What you need to do:
a – Duplicate a passage from the Smithsonian trip blog post: begin at the words "Where did you" and stop after the words "action or cause.".
b – Answer these questions from the Smithsonian trip blog post:
(i) Where did the writer chaperone the group of ten-year-olds?
(ii) What does the commenter Shaun say about sunspot activity?
(iii) What does Barkley Rosser propose that everybody be required to wear?
c – Please take the Smithsonian trip blog post further, continuing from its last line.

Text passage:
☆ ☆ ☆ ☆

Strange Trip

by on April 22, 2009 at 7:32 am in Education | Permalink

Yesterday I chaperoned a group of ten year-olds to the Smithsonian.  As the bus rolled by, I pointed out the Federal Reserve to my kid and one of the other boys his eyes all aglow said "ooohh, that's where Ben Bernanke works!"  Even taking into account the possible uber-nerdiness of the group, this was a surprise.

On another note, five years ago (!) I pointed to a sign at the Smithsonian warning of another ice age and recent global cooling – well the sign (or something like it) is still there only now it does have a little placard above saying that this exhibit will soon be changed to reflect more recent science.

Shaun April 22, 2009 at 7:49 am

Global temperatures peaked in 1998. Current Arctic sea ice coverage is the largest it’s been in 7 years. Antarctic ice coverage is well above the 1979-2000 mean. Lake Superior froze over this past winter for the second time in 6 years, an event that historically happens only once every 20. Sunspot activity is at an almost 100 year low. I would say global cooling does, in fact, reflect the latest trend.

Daniel April 22, 2009 at 8:42 am

Where did you find such nerdy ten year olds?

Emily April 22, 2009 at 10:14 am

That Ben Bernanke story made my morning and possibly my day. For some reason I get lots of joy knowin that some kid somewhere gives a crap about stuff besides the Jonas Brothers.

Cosmotarian Overlord April 22, 2009 at 10:31 am

CO2 is the mostly deadly poison known to man. Humans who exhale it need to be taxed for their crimes against Gaia. Soon the useless
eaters will be eliminatyed and we can all enjoy our green collar jobs in while living in true freedom.

Cliff April 22, 2009 at 11:53 am

Ben, I do not think you are right. I too heard the “new ice age” theory and it had nothing to do with global warming, it had to do with a long-term global cooling trend independent of any human action or cause.

Careless April 22, 2009 at 1:04 pm

The “new ice age” thing was never the opposite of the greenhouse effect. It was one of the suite of predictions in “How does the Earth respond *after* the average surface temperature rises by 2C?” One of those possible responses is that ultracold, ultradry places (Antarctica, central Canada) turn into less-ultracold (but still below freezing) places with massive, massive amounts of snowfall. Hence: warming *can* lead to more snow in some places and less in others.

If you were correct we would not have had people suggesting to preemptively work to warm the planet. We did.

Which is not to say it was ever a position most or many scientists in related fields took (I’ve got no idea), but merely that such people and beliefs did exist.

Barkley Rosser April 22, 2009 at 1:17 pm

My own proposal for people exhaling CO2 is to require everybody
to wear chlorophyll masks. Why have not climate activists picked
up on this yet?

☆ ☆ ☆ ☆

Record excerpts:

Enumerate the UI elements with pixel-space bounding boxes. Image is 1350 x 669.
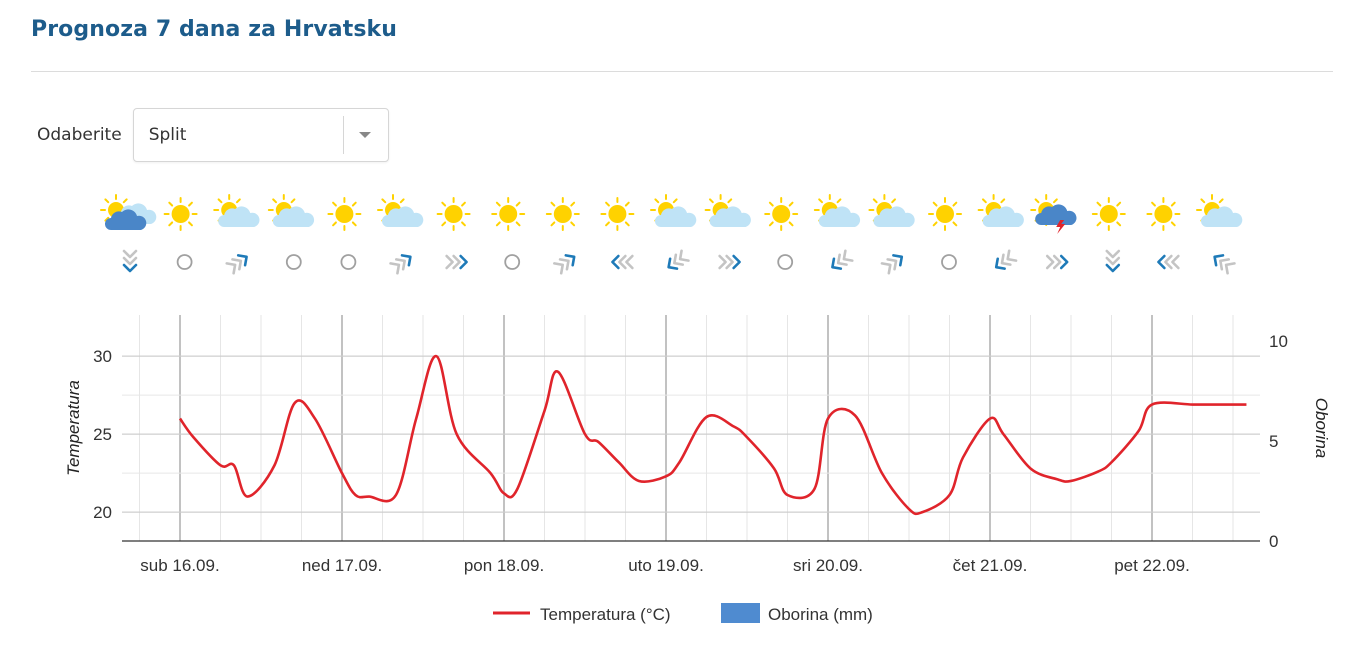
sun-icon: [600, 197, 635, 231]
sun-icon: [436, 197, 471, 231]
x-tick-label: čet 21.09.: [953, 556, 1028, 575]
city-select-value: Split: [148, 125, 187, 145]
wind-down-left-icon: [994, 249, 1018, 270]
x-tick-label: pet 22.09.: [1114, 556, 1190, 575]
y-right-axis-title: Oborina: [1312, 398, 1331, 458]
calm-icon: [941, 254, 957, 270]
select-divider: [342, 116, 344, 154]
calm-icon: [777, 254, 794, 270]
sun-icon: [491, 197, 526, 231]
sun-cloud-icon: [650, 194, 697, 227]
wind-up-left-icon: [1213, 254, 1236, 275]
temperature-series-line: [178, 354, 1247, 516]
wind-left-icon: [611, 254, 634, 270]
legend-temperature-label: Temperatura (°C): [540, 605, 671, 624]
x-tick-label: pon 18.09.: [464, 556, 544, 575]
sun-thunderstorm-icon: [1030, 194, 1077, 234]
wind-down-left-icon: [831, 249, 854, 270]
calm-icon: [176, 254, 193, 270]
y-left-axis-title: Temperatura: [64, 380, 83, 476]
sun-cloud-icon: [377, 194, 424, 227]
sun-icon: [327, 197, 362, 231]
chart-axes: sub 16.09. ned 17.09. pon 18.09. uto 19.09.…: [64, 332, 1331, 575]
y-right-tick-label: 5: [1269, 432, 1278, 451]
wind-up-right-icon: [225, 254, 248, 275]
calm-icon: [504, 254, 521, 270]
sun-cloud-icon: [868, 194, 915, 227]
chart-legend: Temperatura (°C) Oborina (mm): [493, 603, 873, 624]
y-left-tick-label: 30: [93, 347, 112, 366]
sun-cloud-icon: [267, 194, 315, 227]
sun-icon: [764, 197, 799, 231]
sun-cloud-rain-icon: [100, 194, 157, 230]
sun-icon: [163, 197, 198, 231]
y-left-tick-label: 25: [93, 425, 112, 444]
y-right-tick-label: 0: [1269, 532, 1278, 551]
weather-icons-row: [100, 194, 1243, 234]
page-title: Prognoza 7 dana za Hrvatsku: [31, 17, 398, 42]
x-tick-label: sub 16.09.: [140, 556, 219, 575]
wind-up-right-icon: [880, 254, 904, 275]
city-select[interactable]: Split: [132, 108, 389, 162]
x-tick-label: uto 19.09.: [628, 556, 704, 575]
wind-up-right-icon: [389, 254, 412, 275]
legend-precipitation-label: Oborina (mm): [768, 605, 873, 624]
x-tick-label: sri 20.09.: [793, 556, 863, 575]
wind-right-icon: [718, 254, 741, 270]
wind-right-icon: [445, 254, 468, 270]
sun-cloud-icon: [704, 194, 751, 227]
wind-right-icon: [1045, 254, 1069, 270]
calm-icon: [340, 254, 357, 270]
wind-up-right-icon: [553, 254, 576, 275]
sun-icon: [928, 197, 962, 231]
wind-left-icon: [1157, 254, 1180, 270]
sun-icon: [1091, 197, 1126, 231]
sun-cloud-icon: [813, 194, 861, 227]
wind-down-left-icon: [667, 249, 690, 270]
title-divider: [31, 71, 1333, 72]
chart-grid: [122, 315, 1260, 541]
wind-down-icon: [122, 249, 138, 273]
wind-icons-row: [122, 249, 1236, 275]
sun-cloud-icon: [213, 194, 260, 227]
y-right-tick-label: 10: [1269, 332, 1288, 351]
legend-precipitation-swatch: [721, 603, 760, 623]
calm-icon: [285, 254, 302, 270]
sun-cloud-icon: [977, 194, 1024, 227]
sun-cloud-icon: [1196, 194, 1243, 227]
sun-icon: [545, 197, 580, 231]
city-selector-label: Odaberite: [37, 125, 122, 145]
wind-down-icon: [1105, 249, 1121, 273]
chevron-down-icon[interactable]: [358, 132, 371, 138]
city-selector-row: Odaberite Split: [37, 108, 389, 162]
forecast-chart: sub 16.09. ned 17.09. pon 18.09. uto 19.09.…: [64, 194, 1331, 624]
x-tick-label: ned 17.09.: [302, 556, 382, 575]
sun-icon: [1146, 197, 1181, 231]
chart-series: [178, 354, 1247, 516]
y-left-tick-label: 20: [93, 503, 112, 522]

☆ ☆ ☆ ☆

Task-by-task answers:
a –
Where did you find such nerdy ten year olds?

Emily April 22, 2009 at 10:14 am

That Ben Bernanke story made my morning and possibly my day. For some reason I get lots of joy knowin that some kid somewhere gives a crap about stuff besides the Jonas Brothers.

Cosmotarian Overlord April 22, 2009 at 10:31 am

CO2 is the mostly deadly poison known to man. Humans who exhale it need to be taxed for their crimes against Gaia. Soon the useless
eaters will be eliminatyed and we can all enjoy our green collar jobs in while living in true freedom.

Cliff April 22, 2009 at 11:53 am

Ben, I do not think you are right. I too heard the “new ice age” theory and it had nothing to do with global warming, it had to do with a long-term global cooling trend independent of any human action or cause.

b –
(i) The Smithsonian.
(ii) It is at an almost 100-year low.
(iii) Chlorophyll masks.

c –
Regarding this business of global cooling, I do not know what or
where that sign in the Smithsonian is, and therefore what it is
based on. However, it is a fact that in the 1970s there was concern
about possible global cooling. If one goes back and reads carefully,
one finds careful climatologists speaking about two competing, human-
induced elements affecting global climate that went in opposite directions.
One was CO2, leading to warming. The other was aerosols, or particulates,
particularly those laden with SO2, which led to global cooling.

There is a non-trivial viewpoint held by some non-trivial observers that
says that the explanation of the last century or so of global temperature
was that we had a global warming trend in the early 20th century that then
got side-tracked by a massive expansion of coal-based industry around the
world without any pollution controls. Sulfur-laden aerosols surged, offsetting
the warming trend and inducing a cooling that occurred until into the 1970s.
Then we passed anti-SO2 and anti-particulates environmental legisltation in
the higher-income countries, and so began to cut back those items, allowing
the CO2 rise to again dominate.

Regarding the recent trends, the view of such a prominent “global warming
skeptic” as Patrick Michaels at Cato is that in fact the longer term trend
is to global warming due to CO2, although not as rapidly as many predict,
but that we are in a temporary downturn due to La Nina and other effects.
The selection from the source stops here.